Records from a data collection:

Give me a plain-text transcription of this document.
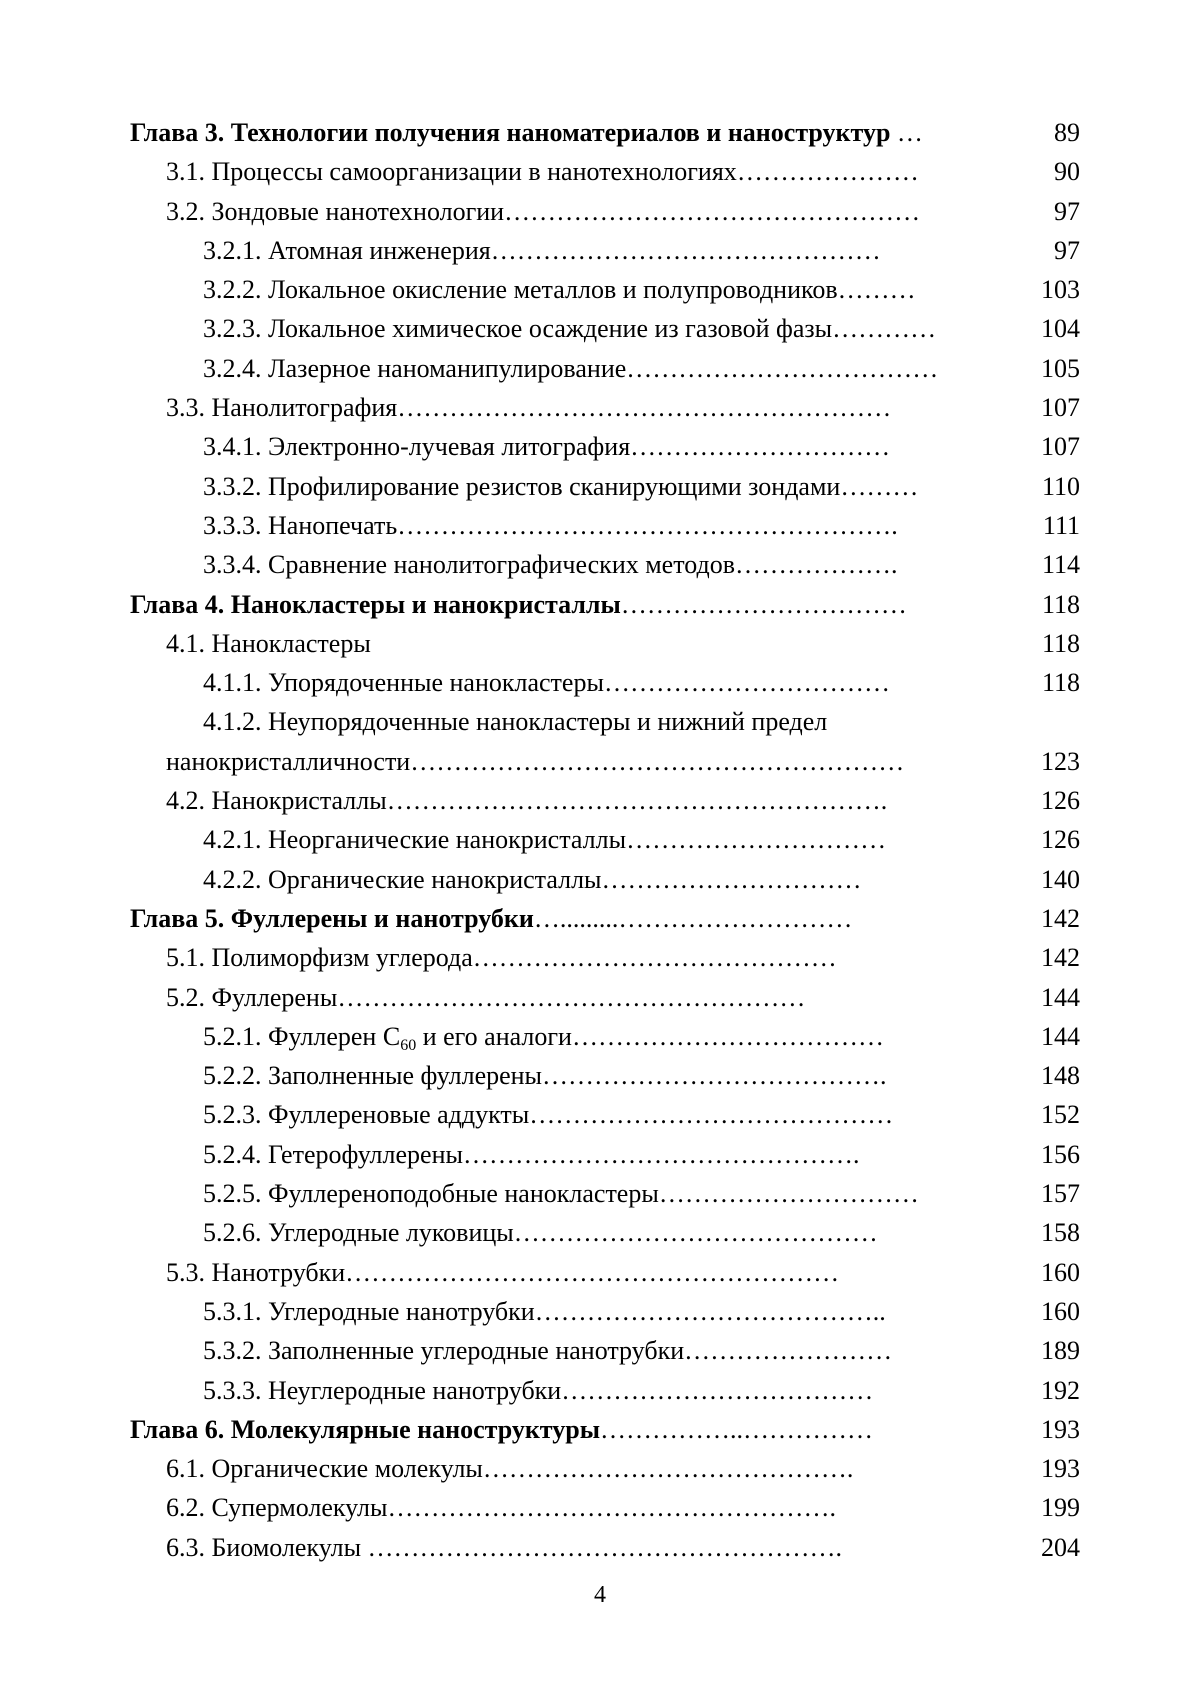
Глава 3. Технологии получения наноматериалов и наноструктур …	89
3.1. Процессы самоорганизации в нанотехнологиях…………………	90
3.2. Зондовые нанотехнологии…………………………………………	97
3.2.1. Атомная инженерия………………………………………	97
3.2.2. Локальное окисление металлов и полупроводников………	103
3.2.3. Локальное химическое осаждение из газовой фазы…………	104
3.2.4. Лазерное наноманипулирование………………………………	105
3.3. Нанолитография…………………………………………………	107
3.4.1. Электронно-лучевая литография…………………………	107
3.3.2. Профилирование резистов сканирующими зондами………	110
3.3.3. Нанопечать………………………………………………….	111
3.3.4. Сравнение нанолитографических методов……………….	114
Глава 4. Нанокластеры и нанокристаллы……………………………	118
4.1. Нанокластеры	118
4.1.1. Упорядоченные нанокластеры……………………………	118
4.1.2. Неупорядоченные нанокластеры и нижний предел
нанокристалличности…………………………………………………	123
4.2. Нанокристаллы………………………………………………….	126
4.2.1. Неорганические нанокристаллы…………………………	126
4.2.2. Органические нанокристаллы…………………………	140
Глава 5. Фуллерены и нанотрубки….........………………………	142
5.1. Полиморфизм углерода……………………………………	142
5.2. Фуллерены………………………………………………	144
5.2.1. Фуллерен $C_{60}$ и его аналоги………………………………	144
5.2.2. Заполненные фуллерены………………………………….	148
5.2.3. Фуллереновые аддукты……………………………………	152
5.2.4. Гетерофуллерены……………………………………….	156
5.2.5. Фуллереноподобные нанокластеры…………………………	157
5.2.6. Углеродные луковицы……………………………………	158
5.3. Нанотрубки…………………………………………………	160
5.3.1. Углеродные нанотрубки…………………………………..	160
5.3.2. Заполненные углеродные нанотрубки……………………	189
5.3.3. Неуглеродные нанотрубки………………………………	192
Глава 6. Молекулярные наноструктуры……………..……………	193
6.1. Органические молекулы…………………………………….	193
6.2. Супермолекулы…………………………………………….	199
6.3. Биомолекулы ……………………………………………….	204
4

* * *

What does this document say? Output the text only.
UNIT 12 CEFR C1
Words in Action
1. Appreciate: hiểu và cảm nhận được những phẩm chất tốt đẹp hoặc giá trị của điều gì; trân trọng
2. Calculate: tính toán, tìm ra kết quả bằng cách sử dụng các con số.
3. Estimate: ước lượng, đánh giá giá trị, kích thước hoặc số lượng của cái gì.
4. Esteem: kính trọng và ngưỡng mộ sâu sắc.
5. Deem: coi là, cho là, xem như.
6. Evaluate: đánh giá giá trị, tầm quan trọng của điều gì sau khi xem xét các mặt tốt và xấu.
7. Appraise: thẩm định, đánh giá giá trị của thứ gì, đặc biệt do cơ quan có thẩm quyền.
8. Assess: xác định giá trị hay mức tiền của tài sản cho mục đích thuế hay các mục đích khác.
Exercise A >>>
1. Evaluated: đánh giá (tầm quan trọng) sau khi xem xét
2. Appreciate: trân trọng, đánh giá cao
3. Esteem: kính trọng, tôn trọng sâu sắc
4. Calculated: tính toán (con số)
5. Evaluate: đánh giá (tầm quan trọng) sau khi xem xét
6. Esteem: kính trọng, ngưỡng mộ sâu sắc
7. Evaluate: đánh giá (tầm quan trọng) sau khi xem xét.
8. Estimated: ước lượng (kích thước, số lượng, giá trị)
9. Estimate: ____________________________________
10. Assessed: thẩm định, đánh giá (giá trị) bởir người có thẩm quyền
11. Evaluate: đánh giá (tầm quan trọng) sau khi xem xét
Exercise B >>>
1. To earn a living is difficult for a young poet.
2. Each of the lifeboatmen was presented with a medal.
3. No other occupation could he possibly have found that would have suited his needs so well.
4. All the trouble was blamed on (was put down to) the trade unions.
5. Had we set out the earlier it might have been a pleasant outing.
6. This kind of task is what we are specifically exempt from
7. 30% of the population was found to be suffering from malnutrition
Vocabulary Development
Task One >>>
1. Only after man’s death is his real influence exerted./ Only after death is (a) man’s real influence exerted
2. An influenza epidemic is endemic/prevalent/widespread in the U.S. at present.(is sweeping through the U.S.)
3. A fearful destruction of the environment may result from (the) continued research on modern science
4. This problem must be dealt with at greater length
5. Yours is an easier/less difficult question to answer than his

---

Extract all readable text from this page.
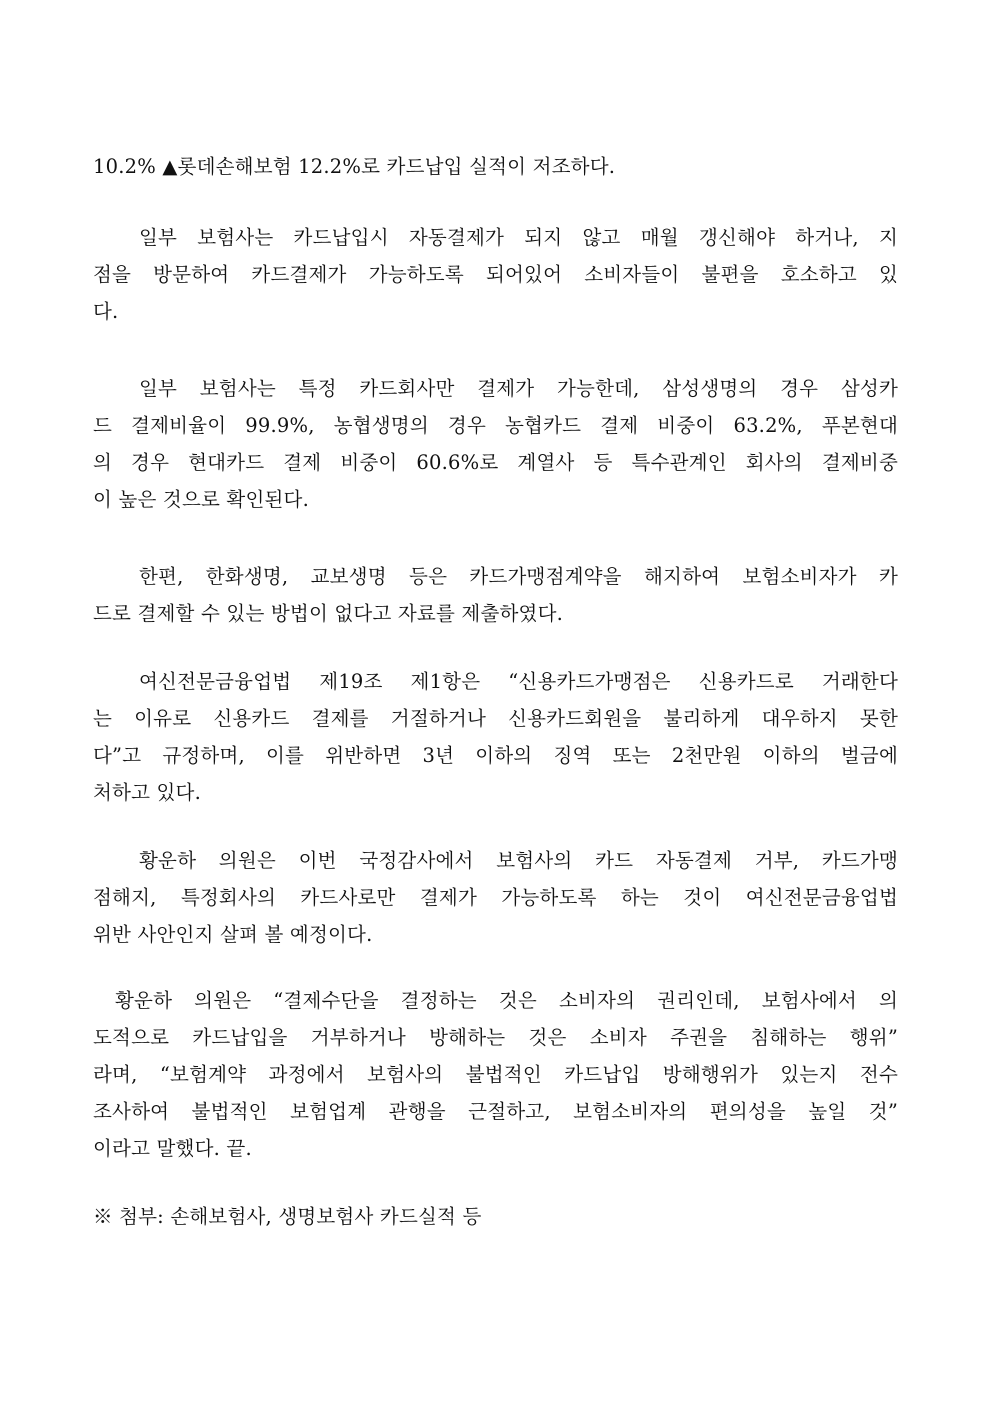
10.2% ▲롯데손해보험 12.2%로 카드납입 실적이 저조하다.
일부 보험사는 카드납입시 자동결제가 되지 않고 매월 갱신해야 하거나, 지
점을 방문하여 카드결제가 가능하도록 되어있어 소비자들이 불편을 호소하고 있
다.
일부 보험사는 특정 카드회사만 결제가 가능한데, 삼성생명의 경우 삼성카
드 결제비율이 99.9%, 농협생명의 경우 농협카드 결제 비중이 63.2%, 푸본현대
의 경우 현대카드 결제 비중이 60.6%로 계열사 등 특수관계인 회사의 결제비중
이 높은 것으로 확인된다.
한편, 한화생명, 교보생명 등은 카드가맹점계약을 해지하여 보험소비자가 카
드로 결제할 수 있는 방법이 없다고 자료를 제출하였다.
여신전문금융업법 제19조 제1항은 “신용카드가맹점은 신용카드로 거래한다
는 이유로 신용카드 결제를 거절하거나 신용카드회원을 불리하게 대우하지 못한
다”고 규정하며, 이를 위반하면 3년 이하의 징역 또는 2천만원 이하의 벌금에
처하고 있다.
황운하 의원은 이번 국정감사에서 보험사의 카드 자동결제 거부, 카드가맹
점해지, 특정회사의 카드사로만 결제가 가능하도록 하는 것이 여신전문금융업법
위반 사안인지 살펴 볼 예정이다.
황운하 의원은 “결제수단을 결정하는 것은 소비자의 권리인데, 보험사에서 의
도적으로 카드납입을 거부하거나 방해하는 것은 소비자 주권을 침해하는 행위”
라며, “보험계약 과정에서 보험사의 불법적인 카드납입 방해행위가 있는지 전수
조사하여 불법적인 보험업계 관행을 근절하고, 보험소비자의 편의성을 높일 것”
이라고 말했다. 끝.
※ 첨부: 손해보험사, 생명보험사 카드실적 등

- _Problem to work on_
Check every line in the material above for the string "lượng", then give only the number of lines that have it.

- _Complete answer_
2